**Rows from a figure dataset**

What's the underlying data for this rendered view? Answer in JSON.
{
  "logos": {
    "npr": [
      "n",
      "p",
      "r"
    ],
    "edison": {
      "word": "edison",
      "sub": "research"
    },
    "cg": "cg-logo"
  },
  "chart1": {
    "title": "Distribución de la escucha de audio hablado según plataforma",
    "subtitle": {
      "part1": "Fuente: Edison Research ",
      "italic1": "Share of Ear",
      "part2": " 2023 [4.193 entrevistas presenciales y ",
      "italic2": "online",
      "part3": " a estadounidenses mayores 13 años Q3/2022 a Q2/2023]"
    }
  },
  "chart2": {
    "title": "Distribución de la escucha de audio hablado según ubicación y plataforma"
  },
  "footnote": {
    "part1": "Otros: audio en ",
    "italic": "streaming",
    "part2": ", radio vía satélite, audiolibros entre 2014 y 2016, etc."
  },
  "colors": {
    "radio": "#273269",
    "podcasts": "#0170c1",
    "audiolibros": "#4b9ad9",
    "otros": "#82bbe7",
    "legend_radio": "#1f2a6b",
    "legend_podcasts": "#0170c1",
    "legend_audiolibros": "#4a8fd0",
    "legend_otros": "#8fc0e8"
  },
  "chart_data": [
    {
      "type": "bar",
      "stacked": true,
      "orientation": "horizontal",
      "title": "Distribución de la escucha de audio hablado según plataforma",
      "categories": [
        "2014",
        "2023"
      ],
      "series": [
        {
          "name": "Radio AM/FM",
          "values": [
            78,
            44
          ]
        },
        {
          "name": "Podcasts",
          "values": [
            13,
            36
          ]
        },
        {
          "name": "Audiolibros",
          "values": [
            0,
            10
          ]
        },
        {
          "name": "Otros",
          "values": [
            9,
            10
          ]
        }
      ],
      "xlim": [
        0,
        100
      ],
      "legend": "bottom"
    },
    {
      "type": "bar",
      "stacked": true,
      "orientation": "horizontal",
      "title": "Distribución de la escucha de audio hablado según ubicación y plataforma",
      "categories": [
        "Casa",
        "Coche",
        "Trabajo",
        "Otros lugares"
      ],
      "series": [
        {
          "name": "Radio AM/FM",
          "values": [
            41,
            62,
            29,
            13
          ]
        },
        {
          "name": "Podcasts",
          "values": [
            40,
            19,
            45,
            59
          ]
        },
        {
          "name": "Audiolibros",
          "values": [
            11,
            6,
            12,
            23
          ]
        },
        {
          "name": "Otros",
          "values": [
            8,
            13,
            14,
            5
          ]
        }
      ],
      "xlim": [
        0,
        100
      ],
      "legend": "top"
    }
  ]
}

**WHAT IS NEEDED**
Extract lines where the string "escucha" occurs.

**RESPONSE TO THE TASK**
    "title": "Distribución de la escucha de audio hablado según plataforma",
    "title": "Distribución de la escucha de audio hablado según ubicación y plataforma"
      "title": "Distribución de la escucha de audio hablado según plataforma",
      "title": "Distribución de la escucha de audio hablado según ubicación y plataforma",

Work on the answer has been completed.